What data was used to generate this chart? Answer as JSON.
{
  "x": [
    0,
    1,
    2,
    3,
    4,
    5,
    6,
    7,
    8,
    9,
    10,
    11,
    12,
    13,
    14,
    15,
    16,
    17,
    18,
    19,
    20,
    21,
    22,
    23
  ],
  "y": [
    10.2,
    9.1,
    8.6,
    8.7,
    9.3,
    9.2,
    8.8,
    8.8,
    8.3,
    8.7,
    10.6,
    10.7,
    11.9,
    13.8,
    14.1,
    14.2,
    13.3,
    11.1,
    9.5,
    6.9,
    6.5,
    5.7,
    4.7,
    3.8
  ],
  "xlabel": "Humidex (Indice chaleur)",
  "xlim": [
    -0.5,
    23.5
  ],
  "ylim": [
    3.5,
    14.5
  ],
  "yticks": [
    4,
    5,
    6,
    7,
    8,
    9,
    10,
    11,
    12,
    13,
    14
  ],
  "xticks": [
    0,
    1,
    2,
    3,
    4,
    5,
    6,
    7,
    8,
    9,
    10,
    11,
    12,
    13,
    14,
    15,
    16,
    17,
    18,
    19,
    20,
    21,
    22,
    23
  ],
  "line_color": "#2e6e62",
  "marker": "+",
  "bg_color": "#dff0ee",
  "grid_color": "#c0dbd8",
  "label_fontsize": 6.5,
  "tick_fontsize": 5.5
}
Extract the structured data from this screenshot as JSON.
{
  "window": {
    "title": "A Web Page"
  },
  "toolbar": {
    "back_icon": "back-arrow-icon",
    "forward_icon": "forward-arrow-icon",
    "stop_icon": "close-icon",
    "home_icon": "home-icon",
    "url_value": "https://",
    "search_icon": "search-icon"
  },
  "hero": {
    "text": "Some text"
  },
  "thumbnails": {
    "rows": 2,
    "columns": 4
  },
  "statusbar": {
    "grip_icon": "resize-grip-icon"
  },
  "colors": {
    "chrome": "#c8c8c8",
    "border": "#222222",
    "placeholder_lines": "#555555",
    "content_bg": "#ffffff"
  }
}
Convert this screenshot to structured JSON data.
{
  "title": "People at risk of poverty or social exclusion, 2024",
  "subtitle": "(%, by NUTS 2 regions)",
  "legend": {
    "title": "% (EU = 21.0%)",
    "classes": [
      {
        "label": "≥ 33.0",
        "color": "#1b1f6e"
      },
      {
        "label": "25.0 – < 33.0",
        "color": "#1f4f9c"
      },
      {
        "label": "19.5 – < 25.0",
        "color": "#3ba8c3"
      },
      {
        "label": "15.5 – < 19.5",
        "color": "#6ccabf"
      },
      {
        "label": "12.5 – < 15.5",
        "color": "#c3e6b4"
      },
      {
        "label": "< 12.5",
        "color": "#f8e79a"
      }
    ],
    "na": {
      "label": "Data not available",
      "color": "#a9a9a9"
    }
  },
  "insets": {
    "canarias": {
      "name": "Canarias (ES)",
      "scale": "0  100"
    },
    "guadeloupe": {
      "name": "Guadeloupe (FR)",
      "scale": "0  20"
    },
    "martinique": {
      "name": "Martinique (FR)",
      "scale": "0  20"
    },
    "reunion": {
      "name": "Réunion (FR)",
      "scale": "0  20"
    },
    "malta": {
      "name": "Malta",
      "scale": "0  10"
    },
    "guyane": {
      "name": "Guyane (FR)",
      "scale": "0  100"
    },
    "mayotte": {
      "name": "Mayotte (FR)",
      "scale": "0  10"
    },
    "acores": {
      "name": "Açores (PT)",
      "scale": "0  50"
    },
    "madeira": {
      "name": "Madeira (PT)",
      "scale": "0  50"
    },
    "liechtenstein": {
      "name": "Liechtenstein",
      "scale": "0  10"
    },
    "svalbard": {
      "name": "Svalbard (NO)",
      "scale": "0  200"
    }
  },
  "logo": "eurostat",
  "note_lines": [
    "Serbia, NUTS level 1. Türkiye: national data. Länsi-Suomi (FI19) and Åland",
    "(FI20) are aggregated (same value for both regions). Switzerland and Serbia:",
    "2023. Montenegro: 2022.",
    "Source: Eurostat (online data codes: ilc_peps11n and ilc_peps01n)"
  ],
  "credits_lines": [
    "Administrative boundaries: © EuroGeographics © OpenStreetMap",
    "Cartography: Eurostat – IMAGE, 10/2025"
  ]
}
---+---
Go through the records and gather the lines that hold "icon".

CORRECT OUTPUT.
    "back_icon": "back-arrow-icon",
    "forward_icon": "forward-arrow-icon",
    "stop_icon": "close-icon",
    "home_icon": "home-icon",
    "search_icon": "search-icon"
    "grip_icon": "resize-grip-icon"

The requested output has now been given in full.